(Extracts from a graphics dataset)
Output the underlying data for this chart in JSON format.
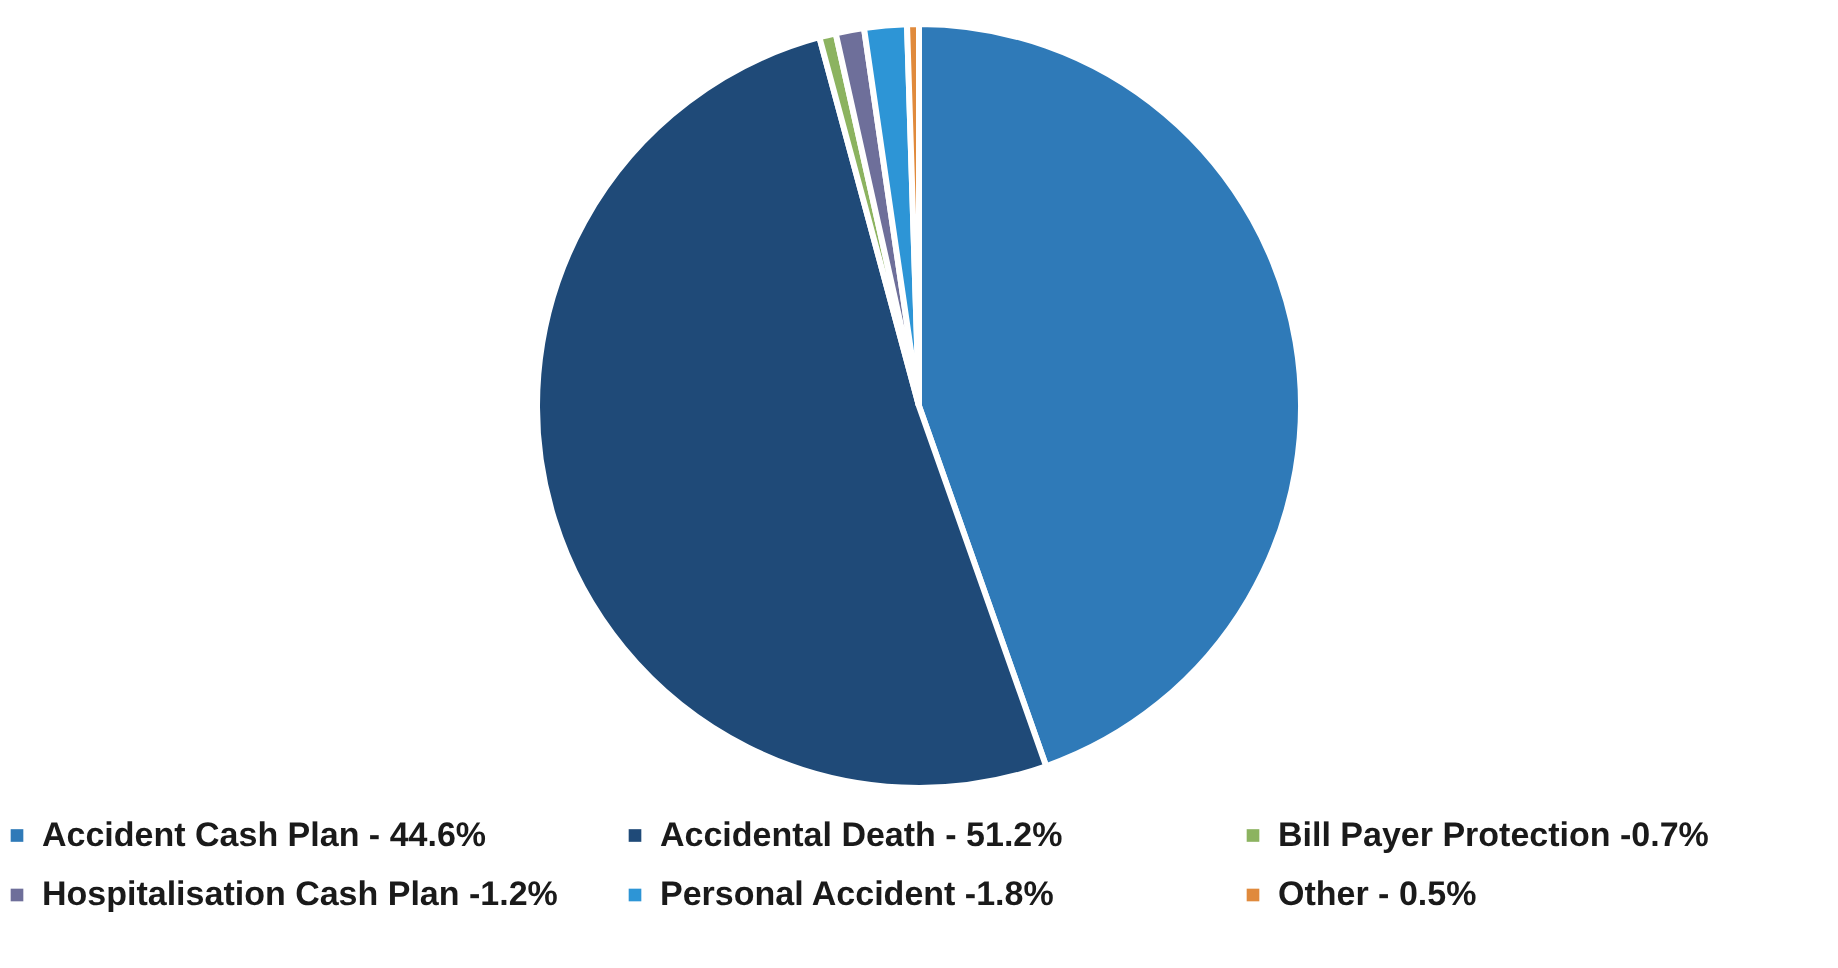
{
  "chart_data": {
    "type": "pie",
    "categories": [
      "Accident Cash Plan - 44.6%",
      "Accidental Death - 51.2%",
      "Bill Payer Protection -0.7%",
      "Hospitalisation Cash Plan -1.2%",
      "Personal Accident -1.8%",
      "Other - 0.5%"
    ],
    "values": [
      44.6,
      51.2,
      0.7,
      1.2,
      1.8,
      0.5
    ],
    "colors": [
      "#2f7ab8",
      "#1f4a78",
      "#8cb360",
      "#6e6f9a",
      "#2d95d6",
      "#e08a3c"
    ],
    "legend": "bottom"
  }
}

* _What is needed_:
Leave the pictures out, and transcribe each of the records exactly.

* _Solution to this exercise_:
Output the underlying data for this chart in JSON format.
{
  "chart_data": {
    "type": "pie",
    "categories": [
      "Accident Cash Plan - 44.6%",
      "Accidental Death - 51.2%",
      "Bill Payer Protection -0.7%",
      "Hospitalisation Cash Plan -1.2%",
      "Personal Accident -1.8%",
      "Other - 0.5%"
    ],
    "values": [
      44.6,
      51.2,
      0.7,
      1.2,
      1.8,
      0.5
    ],
    "colors": [
      "#2f7ab8",
      "#1f4a78",
      "#8cb360",
      "#6e6f9a",
      "#2d95d6",
      "#e08a3c"
    ],
    "legend": "bottom"
  }
}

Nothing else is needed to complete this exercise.